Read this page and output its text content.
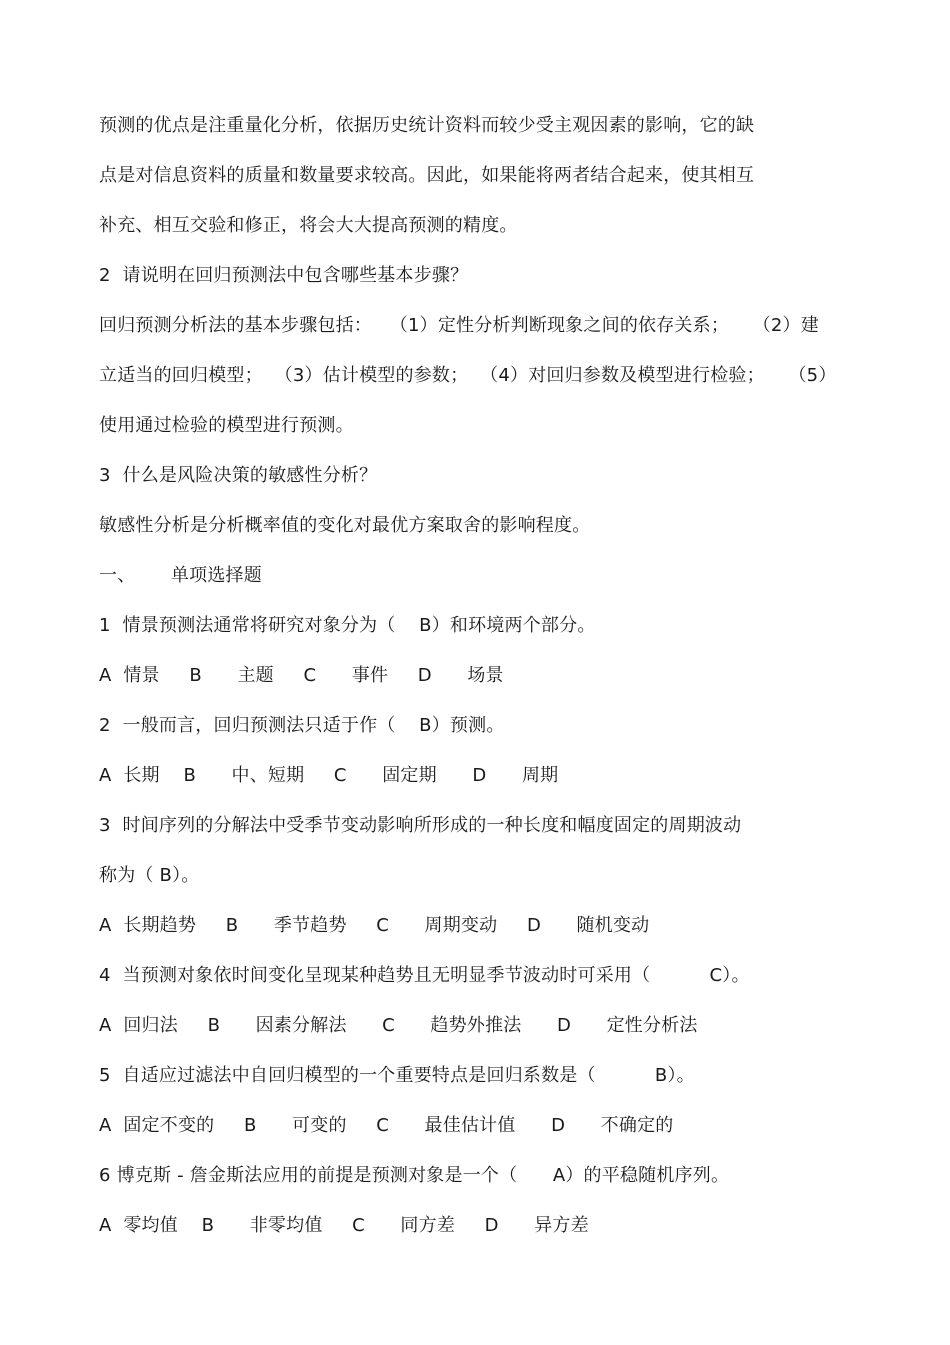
预测的优点是注重量化分析，依据历史统计资料而较少受主观因素的影响，它的缺
点是对信息资料的质量和数量要求较高。因此，如果能将两者结合起来，使其相互
补充、相互交验和修正，将会大大提高预测的精度。
2  请说明在回归预测法中包含哪些基本步骤？
回归预测分析法的基本步骤包括：   （1）定性分析判断现象之间的依存关系；    （2）建
立适当的回归模型；  （3）估计模型的参数；  （4）对回归参数及模型进行检验；    （5）
使用通过检验的模型进行预测。
3  什么是风险决策的敏感性分析？
敏感性分析是分析概率值的变化对最优方案取舍的影响程度。
一、      单项选择题
1  情景预测法通常将研究对象分为（    B）和环境两个部分。
A  情景     B      主题     C      事件     D      场景
2  一般而言，回归预测法只适于作（    B）预测。
A  长期    B      中、短期     C      固定期      D      周期
3  时间序列的分解法中受季节变动影响所形成的一种长度和幅度固定的周期波动
称为（ B）。
A  长期趋势     B      季节趋势     C      周期变动     D      随机变动
4  当预测对象依时间变化呈现某种趋势且无明显季节波动时可采用（          C）。
A  回归法     B      因素分解法      C      趋势外推法      D      定性分析法
5  自适应过滤法中自回归模型的一个重要特点是回归系数是（          B）。
A  固定不变的     B      可变的     C      最佳估计值      D      不确定的
6 博克斯 - 詹金斯法应用的前提是预测对象是一个（      A）的平稳随机序列。
A  零均值    B      非零均值     C      同方差     D      异方差
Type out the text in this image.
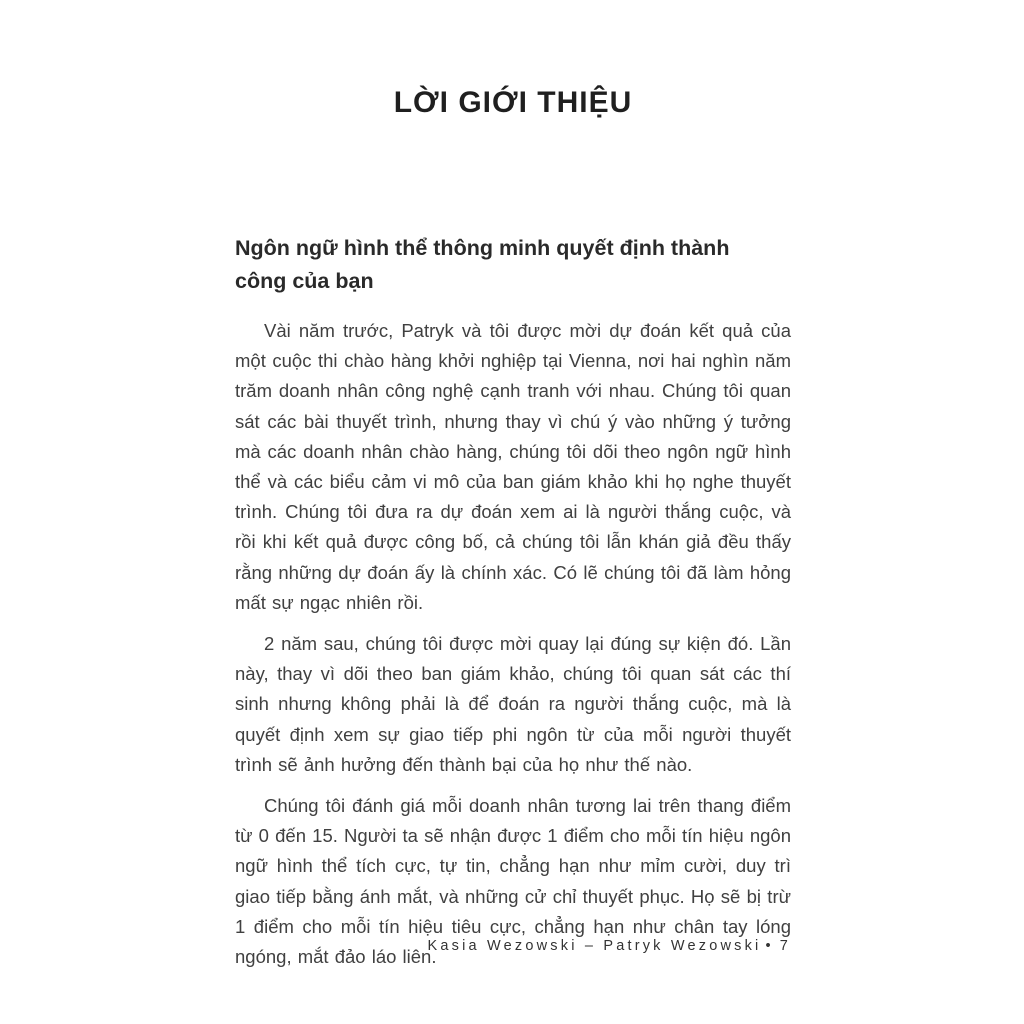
LỜI GIỚI THIỆU
Ngôn ngữ hình thể thông minh quyết định thành công của bạn

Vài năm trước, Patryk và tôi được mời dự đoán kết quả của một cuộc thi chào hàng khởi nghiệp tại Vienna, nơi hai nghìn năm trăm doanh nhân công nghệ cạnh tranh với nhau. Chúng tôi quan sát các bài thuyết trình, nhưng thay vì chú ý vào những ý tưởng mà các doanh nhân chào hàng, chúng tôi dõi theo ngôn ngữ hình thể và các biểu cảm vi mô của ban giám khảo khi họ nghe thuyết trình. Chúng tôi đưa ra dự đoán xem ai là người thắng cuộc, và rồi khi kết quả được công bố, cả chúng tôi lẫn khán giả đều thấy rằng những dự đoán ấy là chính xác. Có lẽ chúng tôi đã làm hỏng mất sự ngạc nhiên rồi.

2 năm sau, chúng tôi được mời quay lại đúng sự kiện đó. Lần này, thay vì dõi theo ban giám khảo, chúng tôi quan sát các thí sinh nhưng không phải là để đoán ra người thắng cuộc, mà là quyết định xem sự giao tiếp phi ngôn từ của mỗi người thuyết trình sẽ ảnh hưởng đến thành bại của họ như thế nào.

Chúng tôi đánh giá mỗi doanh nhân tương lai trên thang điểm từ 0 đến 15. Người ta sẽ nhận được 1 điểm cho mỗi tín hiệu ngôn ngữ hình thể tích cực, tự tin, chẳng hạn như mỉm cười, duy trì giao tiếp bằng ánh mắt, và những cử chỉ thuyết phục. Họ sẽ bị trừ 1 điểm cho mỗi tín hiệu tiêu cực, chẳng hạn như chân tay lóng ngóng, mắt đảo láo liên.

Kasia Wezowski – Patryk Wezowski • 7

------------------------------------------------------------------------

__Required task__
Print the records above exactly as they stand, but leave out the pictures.

__Reply__
Read this page and output its text content.
预测的优点是注重量化分析，依据历史统计资料而较少受主观因素的影响，它的缺
点是对信息资料的质量和数量要求较高。因此，如果能将两者结合起来，使其相互
补充、相互交验和修正，将会大大提高预测的精度。
2  请说明在回归预测法中包含哪些基本步骤？
回归预测分析法的基本步骤包括：   （1）定性分析判断现象之间的依存关系；    （2）建
立适当的回归模型；  （3）估计模型的参数；  （4）对回归参数及模型进行检验；    （5）
使用通过检验的模型进行预测。
3  什么是风险决策的敏感性分析？
敏感性分析是分析概率值的变化对最优方案取舍的影响程度。
一、      单项选择题
1  情景预测法通常将研究对象分为（    B）和环境两个部分。
A  情景     B      主题     C      事件     D      场景
2  一般而言，回归预测法只适于作（    B）预测。
A  长期    B      中、短期     C      固定期      D      周期
3  时间序列的分解法中受季节变动影响所形成的一种长度和幅度固定的周期波动
称为（ B）。
A  长期趋势     B      季节趋势     C      周期变动     D      随机变动
4  当预测对象依时间变化呈现某种趋势且无明显季节波动时可采用（          C）。
A  回归法     B      因素分解法      C      趋势外推法      D      定性分析法
5  自适应过滤法中自回归模型的一个重要特点是回归系数是（          B）。
A  固定不变的     B      可变的     C      最佳估计值      D      不确定的
6 博克斯 - 詹金斯法应用的前提是预测对象是一个（      A）的平稳随机序列。
A  零均值    B      非零均值     C      同方差     D      异方差
Type out the text in this image.
LỜI GIỚI THIỆU
Ngôn ngữ hình thể thông minh quyết định thành công của bạn

Vài năm trước, Patryk và tôi được mời dự đoán kết quả của một cuộc thi chào hàng khởi nghiệp tại Vienna, nơi hai nghìn năm trăm doanh nhân công nghệ cạnh tranh với nhau. Chúng tôi quan sát các bài thuyết trình, nhưng thay vì chú ý vào những ý tưởng mà các doanh nhân chào hàng, chúng tôi dõi theo ngôn ngữ hình thể và các biểu cảm vi mô của ban giám khảo khi họ nghe thuyết trình. Chúng tôi đưa ra dự đoán xem ai là người thắng cuộc, và rồi khi kết quả được công bố, cả chúng tôi lẫn khán giả đều thấy rằng những dự đoán ấy là chính xác. Có lẽ chúng tôi đã làm hỏng mất sự ngạc nhiên rồi.

2 năm sau, chúng tôi được mời quay lại đúng sự kiện đó. Lần này, thay vì dõi theo ban giám khảo, chúng tôi quan sát các thí sinh nhưng không phải là để đoán ra người thắng cuộc, mà là quyết định xem sự giao tiếp phi ngôn từ của mỗi người thuyết trình sẽ ảnh hưởng đến thành bại của họ như thế nào.

Chúng tôi đánh giá mỗi doanh nhân tương lai trên thang điểm từ 0 đến 15. Người ta sẽ nhận được 1 điểm cho mỗi tín hiệu ngôn ngữ hình thể tích cực, tự tin, chẳng hạn như mỉm cười, duy trì giao tiếp bằng ánh mắt, và những cử chỉ thuyết phục. Họ sẽ bị trừ 1 điểm cho mỗi tín hiệu tiêu cực, chẳng hạn như chân tay lóng ngóng, mắt đảo láo liên.

Kasia Wezowski – Patryk Wezowski • 7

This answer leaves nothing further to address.